== Records from a data source ==
►

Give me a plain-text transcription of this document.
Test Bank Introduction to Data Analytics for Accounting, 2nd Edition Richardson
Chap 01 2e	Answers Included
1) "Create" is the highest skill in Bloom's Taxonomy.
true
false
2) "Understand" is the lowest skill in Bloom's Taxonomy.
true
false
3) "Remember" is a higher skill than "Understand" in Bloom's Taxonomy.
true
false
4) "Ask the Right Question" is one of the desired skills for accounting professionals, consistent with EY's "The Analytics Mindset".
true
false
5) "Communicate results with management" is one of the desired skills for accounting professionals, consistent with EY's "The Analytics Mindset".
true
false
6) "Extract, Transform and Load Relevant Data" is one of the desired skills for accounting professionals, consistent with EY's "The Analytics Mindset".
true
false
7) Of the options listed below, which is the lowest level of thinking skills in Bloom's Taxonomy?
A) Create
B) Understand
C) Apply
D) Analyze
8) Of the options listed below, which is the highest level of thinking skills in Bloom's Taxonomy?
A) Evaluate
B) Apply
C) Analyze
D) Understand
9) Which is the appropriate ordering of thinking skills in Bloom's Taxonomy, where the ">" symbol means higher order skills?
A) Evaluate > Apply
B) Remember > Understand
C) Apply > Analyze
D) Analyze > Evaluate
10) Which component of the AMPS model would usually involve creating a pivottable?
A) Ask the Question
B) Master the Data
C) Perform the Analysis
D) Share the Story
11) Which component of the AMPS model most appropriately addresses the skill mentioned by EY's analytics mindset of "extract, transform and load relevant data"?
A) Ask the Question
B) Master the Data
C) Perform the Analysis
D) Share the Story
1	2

◄

== JOB ==
Write the listing out again, exactly as it reads.

== COMPLETE OUTPUT ==
Give me a plain-text transcription of this document.
Test Bank Introduction to Data Analytics for Accounting, 2nd Edition Richardson
Chap 01 2e	Answers Included
1) "Create" is the highest skill in Bloom's Taxonomy.
true
false
2) "Understand" is the lowest skill in Bloom's Taxonomy.
true
false
3) "Remember" is a higher skill than "Understand" in Bloom's Taxonomy.
true
false
4) "Ask the Right Question" is one of the desired skills for accounting professionals, consistent with EY's "The Analytics Mindset".
true
false
5) "Communicate results with management" is one of the desired skills for accounting professionals, consistent with EY's "The Analytics Mindset".
true
false
6) "Extract, Transform and Load Relevant Data" is one of the desired skills for accounting professionals, consistent with EY's "The Analytics Mindset".
true
false
7) Of the options listed below, which is the lowest level of thinking skills in Bloom's Taxonomy?
A) Create
B) Understand
C) Apply
D) Analyze
8) Of the options listed below, which is the highest level of thinking skills in Bloom's Taxonomy?
A) Evaluate
B) Apply
C) Analyze
D) Understand
9) Which is the appropriate ordering of thinking skills in Bloom's Taxonomy, where the ">" symbol means higher order skills?
A) Evaluate > Apply
B) Remember > Understand
C) Apply > Analyze
D) Analyze > Evaluate
10) Which component of the AMPS model would usually involve creating a pivottable?
A) Ask the Question
B) Master the Data
C) Perform the Analysis
D) Share the Story
11) Which component of the AMPS model most appropriately addresses the skill mentioned by EY's analytics mindset of "extract, transform and load relevant data"?
A) Ask the Question
B) Master the Data
C) Perform the Analysis
D) Share the Story
1	2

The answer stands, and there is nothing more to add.